>> begin Data to use
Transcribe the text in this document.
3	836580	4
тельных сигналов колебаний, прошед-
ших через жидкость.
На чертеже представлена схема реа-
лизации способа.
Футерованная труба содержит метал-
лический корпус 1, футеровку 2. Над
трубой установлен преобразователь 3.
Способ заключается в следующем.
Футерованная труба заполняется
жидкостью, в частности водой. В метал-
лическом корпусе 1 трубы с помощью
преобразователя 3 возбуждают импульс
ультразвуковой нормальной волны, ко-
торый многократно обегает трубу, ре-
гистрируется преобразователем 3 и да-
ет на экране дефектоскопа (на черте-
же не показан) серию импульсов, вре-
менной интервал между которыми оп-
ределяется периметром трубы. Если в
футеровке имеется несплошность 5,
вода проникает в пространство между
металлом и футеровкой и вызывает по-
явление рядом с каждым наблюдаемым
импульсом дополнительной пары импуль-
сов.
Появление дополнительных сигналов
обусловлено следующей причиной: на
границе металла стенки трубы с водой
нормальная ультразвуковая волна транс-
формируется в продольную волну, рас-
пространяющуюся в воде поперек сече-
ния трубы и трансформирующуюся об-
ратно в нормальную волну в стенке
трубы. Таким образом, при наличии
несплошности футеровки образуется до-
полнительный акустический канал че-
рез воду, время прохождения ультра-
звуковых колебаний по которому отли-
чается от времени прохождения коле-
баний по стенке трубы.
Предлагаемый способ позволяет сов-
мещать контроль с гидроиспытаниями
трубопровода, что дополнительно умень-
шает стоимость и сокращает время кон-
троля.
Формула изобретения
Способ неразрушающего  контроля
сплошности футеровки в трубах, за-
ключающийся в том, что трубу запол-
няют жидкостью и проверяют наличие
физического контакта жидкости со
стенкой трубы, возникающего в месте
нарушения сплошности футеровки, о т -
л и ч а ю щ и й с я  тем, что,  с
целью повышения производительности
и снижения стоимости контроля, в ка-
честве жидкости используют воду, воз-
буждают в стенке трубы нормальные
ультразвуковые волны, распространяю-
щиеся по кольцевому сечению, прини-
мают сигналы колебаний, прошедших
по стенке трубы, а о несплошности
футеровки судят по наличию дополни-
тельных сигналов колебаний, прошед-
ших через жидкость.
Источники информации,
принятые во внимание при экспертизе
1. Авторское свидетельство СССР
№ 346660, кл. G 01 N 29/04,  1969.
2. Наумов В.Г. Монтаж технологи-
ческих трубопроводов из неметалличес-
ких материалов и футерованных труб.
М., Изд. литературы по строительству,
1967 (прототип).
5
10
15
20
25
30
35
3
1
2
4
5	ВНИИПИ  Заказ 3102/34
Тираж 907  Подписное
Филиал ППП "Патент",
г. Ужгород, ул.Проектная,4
>> end Data to use
■ **Instruction**:
Reproduce the complete data exactly as presented above.

■ **Solution to the exercise**:
Transcribe the text in this document.
3	836580	4
тельных сигналов колебаний, прошед-
ших через жидкость.
На чертеже представлена схема реа-
лизации способа.
Футерованная труба содержит метал-
лический корпус 1, футеровку 2. Над
трубой установлен преобразователь 3.
Способ заключается в следующем.
Футерованная труба заполняется
жидкостью, в частности водой. В метал-
лическом корпусе 1 трубы с помощью
преобразователя 3 возбуждают импульс
ультразвуковой нормальной волны, ко-
торый многократно обегает трубу, ре-
гистрируется преобразователем 3 и да-
ет на экране дефектоскопа (на черте-
же не показан) серию импульсов, вре-
менной интервал между которыми оп-
ределяется периметром трубы. Если в
футеровке имеется несплошность 5,
вода проникает в пространство между
металлом и футеровкой и вызывает по-
явление рядом с каждым наблюдаемым
импульсом дополнительной пары импуль-
сов.
Появление дополнительных сигналов
обусловлено следующей причиной: на
границе металла стенки трубы с водой
нормальная ультразвуковая волна транс-
формируется в продольную волну, рас-
пространяющуюся в воде поперек сече-
ния трубы и трансформирующуюся об-
ратно в нормальную волну в стенке
трубы. Таким образом, при наличии
несплошности футеровки образуется до-
полнительный акустический канал че-
рез воду, время прохождения ультра-
звуковых колебаний по которому отли-
чается от времени прохождения коле-
баний по стенке трубы.
Предлагаемый способ позволяет сов-
мещать контроль с гидроиспытаниями
трубопровода, что дополнительно умень-
шает стоимость и сокращает время кон-
троля.
Формула изобретения
Способ неразрушающего  контроля
сплошности футеровки в трубах, за-
ключающийся в том, что трубу запол-
няют жидкостью и проверяют наличие
физического контакта жидкости со
стенкой трубы, возникающего в месте
нарушения сплошности футеровки, о т -
л и ч а ю щ и й с я  тем, что,  с
целью повышения производительности
и снижения стоимости контроля, в ка-
честве жидкости используют воду, воз-
буждают в стенке трубы нормальные
ультразвуковые волны, распространяю-
щиеся по кольцевому сечению, прини-
мают сигналы колебаний, прошедших
по стенке трубы, а о несплошности
футеровки судят по наличию дополни-
тельных сигналов колебаний, прошед-
ших через жидкость.
Источники информации,
принятые во внимание при экспертизе
1. Авторское свидетельство СССР
№ 346660, кл. G 01 N 29/04,  1969.
2. Наумов В.Г. Монтаж технологи-
ческих трубопроводов из неметалличес-
ких материалов и футерованных труб.
М., Изд. литературы по строительству,
1967 (прототип).
5
10
15
20
25
30
35
3
1
2
4
5	ВНИИПИ  Заказ 3102/34
Тираж 907  Подписное
Филиал ППП "Патент",
г. Ужгород, ул.Проектная,4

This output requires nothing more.